* **What the task asks**
Take every line from the listing below that includes "ffffff" and copy it.

— Begin —

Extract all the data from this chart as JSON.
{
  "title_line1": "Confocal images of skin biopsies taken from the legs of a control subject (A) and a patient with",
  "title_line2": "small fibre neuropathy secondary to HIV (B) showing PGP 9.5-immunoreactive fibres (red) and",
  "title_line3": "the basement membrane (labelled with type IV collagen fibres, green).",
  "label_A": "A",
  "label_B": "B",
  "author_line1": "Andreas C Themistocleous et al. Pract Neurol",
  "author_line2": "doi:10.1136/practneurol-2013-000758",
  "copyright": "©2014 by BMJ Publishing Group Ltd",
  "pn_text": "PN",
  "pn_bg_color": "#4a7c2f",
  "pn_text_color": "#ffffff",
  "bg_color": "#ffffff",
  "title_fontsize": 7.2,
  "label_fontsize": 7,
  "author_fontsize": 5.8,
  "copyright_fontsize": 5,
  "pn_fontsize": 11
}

— End —
— Begin —

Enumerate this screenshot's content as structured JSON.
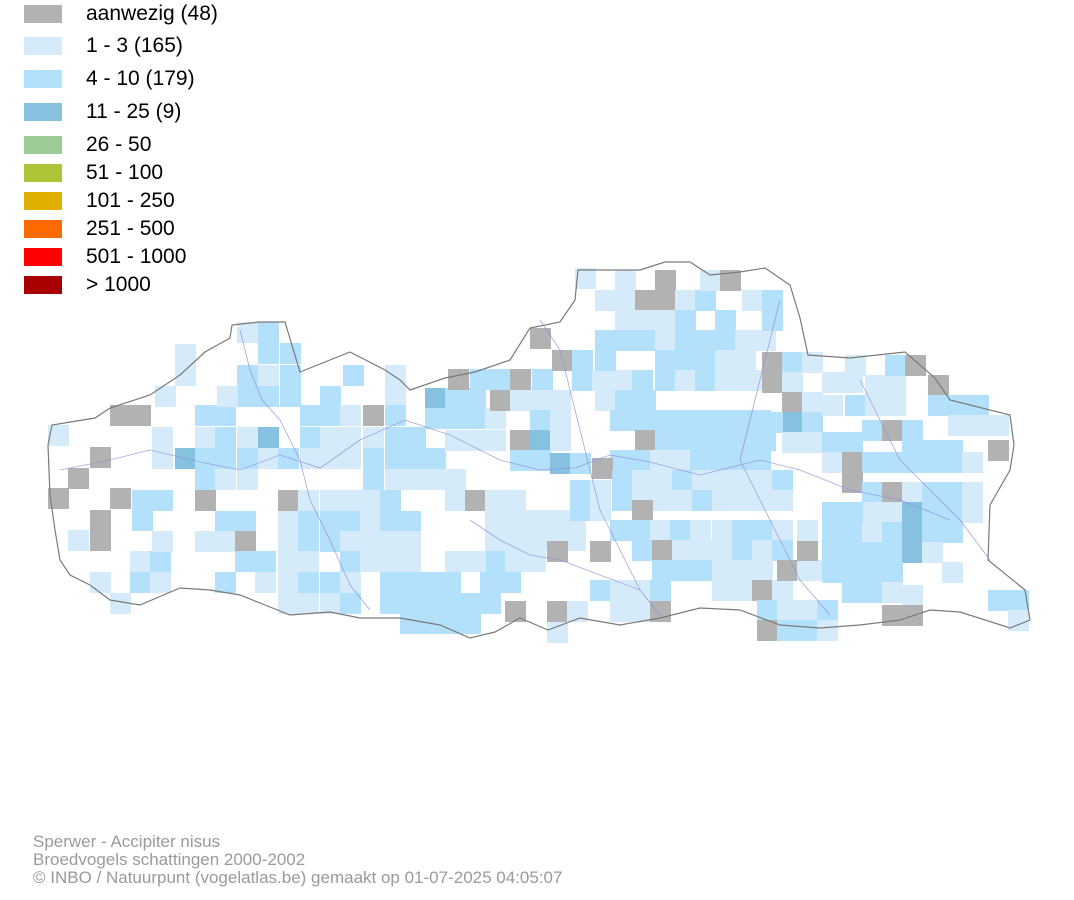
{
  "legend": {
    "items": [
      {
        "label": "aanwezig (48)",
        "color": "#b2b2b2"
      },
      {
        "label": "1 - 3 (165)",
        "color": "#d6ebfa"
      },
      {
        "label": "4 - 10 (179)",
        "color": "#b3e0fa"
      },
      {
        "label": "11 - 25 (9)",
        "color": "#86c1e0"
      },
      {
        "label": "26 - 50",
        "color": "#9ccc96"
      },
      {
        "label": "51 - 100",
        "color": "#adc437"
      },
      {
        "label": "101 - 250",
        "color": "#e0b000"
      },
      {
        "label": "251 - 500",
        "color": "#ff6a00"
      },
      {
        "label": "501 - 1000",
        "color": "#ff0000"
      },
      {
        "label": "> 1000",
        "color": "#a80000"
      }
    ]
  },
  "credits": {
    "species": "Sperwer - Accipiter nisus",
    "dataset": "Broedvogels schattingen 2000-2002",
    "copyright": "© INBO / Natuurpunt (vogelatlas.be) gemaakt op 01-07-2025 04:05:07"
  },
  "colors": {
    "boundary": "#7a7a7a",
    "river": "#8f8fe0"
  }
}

— End —

* **Written answer**
  "pn_text_color": "#ffffff",
  "bg_color": "#ffffff",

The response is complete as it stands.